[Data listing]
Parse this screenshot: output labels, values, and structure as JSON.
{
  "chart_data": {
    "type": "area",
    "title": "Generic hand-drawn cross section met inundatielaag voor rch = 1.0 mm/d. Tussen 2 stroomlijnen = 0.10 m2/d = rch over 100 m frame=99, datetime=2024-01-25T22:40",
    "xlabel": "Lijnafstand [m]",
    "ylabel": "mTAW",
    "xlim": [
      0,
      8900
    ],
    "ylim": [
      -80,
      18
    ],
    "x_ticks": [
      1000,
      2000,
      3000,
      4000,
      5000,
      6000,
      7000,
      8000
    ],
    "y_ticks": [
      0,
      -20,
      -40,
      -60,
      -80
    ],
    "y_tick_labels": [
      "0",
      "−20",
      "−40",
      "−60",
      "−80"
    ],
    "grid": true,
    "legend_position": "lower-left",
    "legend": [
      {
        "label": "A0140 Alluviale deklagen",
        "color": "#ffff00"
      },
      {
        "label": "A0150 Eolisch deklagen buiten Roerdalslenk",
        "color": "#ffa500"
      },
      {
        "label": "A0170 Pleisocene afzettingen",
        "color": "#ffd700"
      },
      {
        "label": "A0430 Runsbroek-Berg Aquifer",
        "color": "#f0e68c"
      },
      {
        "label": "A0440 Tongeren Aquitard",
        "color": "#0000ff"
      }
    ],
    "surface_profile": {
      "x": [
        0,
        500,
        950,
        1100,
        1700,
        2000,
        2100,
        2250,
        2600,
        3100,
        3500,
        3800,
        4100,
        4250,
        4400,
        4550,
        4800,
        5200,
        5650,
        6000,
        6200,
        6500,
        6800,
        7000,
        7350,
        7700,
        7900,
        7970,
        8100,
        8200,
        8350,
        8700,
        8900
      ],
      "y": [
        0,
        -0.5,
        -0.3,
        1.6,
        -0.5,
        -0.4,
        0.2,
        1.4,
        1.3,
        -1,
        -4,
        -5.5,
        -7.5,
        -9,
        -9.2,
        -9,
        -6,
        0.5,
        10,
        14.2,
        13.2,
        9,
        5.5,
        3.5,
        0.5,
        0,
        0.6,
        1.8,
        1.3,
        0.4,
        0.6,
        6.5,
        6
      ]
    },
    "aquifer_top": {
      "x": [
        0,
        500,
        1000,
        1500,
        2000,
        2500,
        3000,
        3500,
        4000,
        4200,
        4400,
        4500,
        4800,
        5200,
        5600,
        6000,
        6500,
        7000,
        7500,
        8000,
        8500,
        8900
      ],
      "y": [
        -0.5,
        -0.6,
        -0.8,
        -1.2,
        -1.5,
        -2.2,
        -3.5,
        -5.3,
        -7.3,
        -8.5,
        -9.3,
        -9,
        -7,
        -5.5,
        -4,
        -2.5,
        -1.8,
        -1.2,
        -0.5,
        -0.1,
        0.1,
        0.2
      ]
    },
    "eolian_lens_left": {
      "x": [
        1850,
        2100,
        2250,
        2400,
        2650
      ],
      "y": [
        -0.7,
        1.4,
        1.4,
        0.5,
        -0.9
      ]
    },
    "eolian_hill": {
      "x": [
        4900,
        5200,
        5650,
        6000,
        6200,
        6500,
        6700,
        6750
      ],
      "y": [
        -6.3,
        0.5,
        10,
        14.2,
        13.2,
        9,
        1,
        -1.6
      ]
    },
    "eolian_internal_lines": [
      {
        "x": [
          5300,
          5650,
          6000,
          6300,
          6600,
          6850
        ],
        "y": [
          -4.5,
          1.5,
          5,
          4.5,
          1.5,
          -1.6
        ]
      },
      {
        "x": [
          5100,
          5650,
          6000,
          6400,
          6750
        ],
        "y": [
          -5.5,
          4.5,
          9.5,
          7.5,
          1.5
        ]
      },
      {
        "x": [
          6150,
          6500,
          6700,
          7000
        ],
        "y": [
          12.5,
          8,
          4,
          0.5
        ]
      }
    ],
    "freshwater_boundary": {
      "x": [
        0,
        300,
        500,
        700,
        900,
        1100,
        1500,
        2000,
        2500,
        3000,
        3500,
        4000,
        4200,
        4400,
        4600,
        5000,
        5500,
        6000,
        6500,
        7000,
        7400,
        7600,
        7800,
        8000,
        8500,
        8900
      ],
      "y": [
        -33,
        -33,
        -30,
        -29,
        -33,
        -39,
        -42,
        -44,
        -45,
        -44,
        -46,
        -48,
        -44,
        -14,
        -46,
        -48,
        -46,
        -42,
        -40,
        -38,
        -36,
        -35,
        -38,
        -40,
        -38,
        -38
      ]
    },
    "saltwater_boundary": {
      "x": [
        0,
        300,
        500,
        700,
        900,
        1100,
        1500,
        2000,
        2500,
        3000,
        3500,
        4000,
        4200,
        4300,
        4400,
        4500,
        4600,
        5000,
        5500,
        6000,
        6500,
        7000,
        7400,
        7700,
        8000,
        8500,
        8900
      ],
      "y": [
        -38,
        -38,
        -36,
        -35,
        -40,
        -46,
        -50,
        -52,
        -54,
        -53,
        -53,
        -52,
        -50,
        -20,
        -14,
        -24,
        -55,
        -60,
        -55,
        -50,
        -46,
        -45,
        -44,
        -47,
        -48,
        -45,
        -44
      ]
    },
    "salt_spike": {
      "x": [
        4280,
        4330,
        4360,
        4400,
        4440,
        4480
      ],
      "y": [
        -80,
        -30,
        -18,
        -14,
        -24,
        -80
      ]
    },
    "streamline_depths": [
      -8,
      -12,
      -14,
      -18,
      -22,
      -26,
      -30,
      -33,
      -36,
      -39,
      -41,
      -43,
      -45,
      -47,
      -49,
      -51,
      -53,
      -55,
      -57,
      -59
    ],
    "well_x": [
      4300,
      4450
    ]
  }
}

■ TASK TO CARRY OUT ■
Your task is to give the records above again, exactly.

■ COMPLETE ANSWER ■
Parse this screenshot: output labels, values, and structure as JSON.
{
  "chart_data": {
    "type": "area",
    "title": "Generic hand-drawn cross section met inundatielaag voor rch = 1.0 mm/d. Tussen 2 stroomlijnen = 0.10 m2/d = rch over 100 m frame=99, datetime=2024-01-25T22:40",
    "xlabel": "Lijnafstand [m]",
    "ylabel": "mTAW",
    "xlim": [
      0,
      8900
    ],
    "ylim": [
      -80,
      18
    ],
    "x_ticks": [
      1000,
      2000,
      3000,
      4000,
      5000,
      6000,
      7000,
      8000
    ],
    "y_ticks": [
      0,
      -20,
      -40,
      -60,
      -80
    ],
    "y_tick_labels": [
      "0",
      "−20",
      "−40",
      "−60",
      "−80"
    ],
    "grid": true,
    "legend_position": "lower-left",
    "legend": [
      {
        "label": "A0140 Alluviale deklagen",
        "color": "#ffff00"
      },
      {
        "label": "A0150 Eolisch deklagen buiten Roerdalslenk",
        "color": "#ffa500"
      },
      {
        "label": "A0170 Pleisocene afzettingen",
        "color": "#ffd700"
      },
      {
        "label": "A0430 Runsbroek-Berg Aquifer",
        "color": "#f0e68c"
      },
      {
        "label": "A0440 Tongeren Aquitard",
        "color": "#0000ff"
      }
    ],
    "surface_profile": {
      "x": [
        0,
        500,
        950,
        1100,
        1700,
        2000,
        2100,
        2250,
        2600,
        3100,
        3500,
        3800,
        4100,
        4250,
        4400,
        4550,
        4800,
        5200,
        5650,
        6000,
        6200,
        6500,
        6800,
        7000,
        7350,
        7700,
        7900,
        7970,
        8100,
        8200,
        8350,
        8700,
        8900
      ],
      "y": [
        0,
        -0.5,
        -0.3,
        1.6,
        -0.5,
        -0.4,
        0.2,
        1.4,
        1.3,
        -1,
        -4,
        -5.5,
        -7.5,
        -9,
        -9.2,
        -9,
        -6,
        0.5,
        10,
        14.2,
        13.2,
        9,
        5.5,
        3.5,
        0.5,
        0,
        0.6,
        1.8,
        1.3,
        0.4,
        0.6,
        6.5,
        6
      ]
    },
    "aquifer_top": {
      "x": [
        0,
        500,
        1000,
        1500,
        2000,
        2500,
        3000,
        3500,
        4000,
        4200,
        4400,
        4500,
        4800,
        5200,
        5600,
        6000,
        6500,
        7000,
        7500,
        8000,
        8500,
        8900
      ],
      "y": [
        -0.5,
        -0.6,
        -0.8,
        -1.2,
        -1.5,
        -2.2,
        -3.5,
        -5.3,
        -7.3,
        -8.5,
        -9.3,
        -9,
        -7,
        -5.5,
        -4,
        -2.5,
        -1.8,
        -1.2,
        -0.5,
        -0.1,
        0.1,
        0.2
      ]
    },
    "eolian_lens_left": {
      "x": [
        1850,
        2100,
        2250,
        2400,
        2650
      ],
      "y": [
        -0.7,
        1.4,
        1.4,
        0.5,
        -0.9
      ]
    },
    "eolian_hill": {
      "x": [
        4900,
        5200,
        5650,
        6000,
        6200,
        6500,
        6700,
        6750
      ],
      "y": [
        -6.3,
        0.5,
        10,
        14.2,
        13.2,
        9,
        1,
        -1.6
      ]
    },
    "eolian_internal_lines": [
      {
        "x": [
          5300,
          5650,
          6000,
          6300,
          6600,
          6850
        ],
        "y": [
          -4.5,
          1.5,
          5,
          4.5,
          1.5,
          -1.6
        ]
      },
      {
        "x": [
          5100,
          5650,
          6000,
          6400,
          6750
        ],
        "y": [
          -5.5,
          4.5,
          9.5,
          7.5,
          1.5
        ]
      },
      {
        "x": [
          6150,
          6500,
          6700,
          7000
        ],
        "y": [
          12.5,
          8,
          4,
          0.5
        ]
      }
    ],
    "freshwater_boundary": {
      "x": [
        0,
        300,
        500,
        700,
        900,
        1100,
        1500,
        2000,
        2500,
        3000,
        3500,
        4000,
        4200,
        4400,
        4600,
        5000,
        5500,
        6000,
        6500,
        7000,
        7400,
        7600,
        7800,
        8000,
        8500,
        8900
      ],
      "y": [
        -33,
        -33,
        -30,
        -29,
        -33,
        -39,
        -42,
        -44,
        -45,
        -44,
        -46,
        -48,
        -44,
        -14,
        -46,
        -48,
        -46,
        -42,
        -40,
        -38,
        -36,
        -35,
        -38,
        -40,
        -38,
        -38
      ]
    },
    "saltwater_boundary": {
      "x": [
        0,
        300,
        500,
        700,
        900,
        1100,
        1500,
        2000,
        2500,
        3000,
        3500,
        4000,
        4200,
        4300,
        4400,
        4500,
        4600,
        5000,
        5500,
        6000,
        6500,
        7000,
        7400,
        7700,
        8000,
        8500,
        8900
      ],
      "y": [
        -38,
        -38,
        -36,
        -35,
        -40,
        -46,
        -50,
        -52,
        -54,
        -53,
        -53,
        -52,
        -50,
        -20,
        -14,
        -24,
        -55,
        -60,
        -55,
        -50,
        -46,
        -45,
        -44,
        -47,
        -48,
        -45,
        -44
      ]
    },
    "salt_spike": {
      "x": [
        4280,
        4330,
        4360,
        4400,
        4440,
        4480
      ],
      "y": [
        -80,
        -30,
        -18,
        -14,
        -24,
        -80
      ]
    },
    "streamline_depths": [
      -8,
      -12,
      -14,
      -18,
      -22,
      -26,
      -30,
      -33,
      -36,
      -39,
      -41,
      -43,
      -45,
      -47,
      -49,
      -51,
      -53,
      -55,
      -57,
      -59
    ],
    "well_x": [
      4300,
      4450
    ]
  }
}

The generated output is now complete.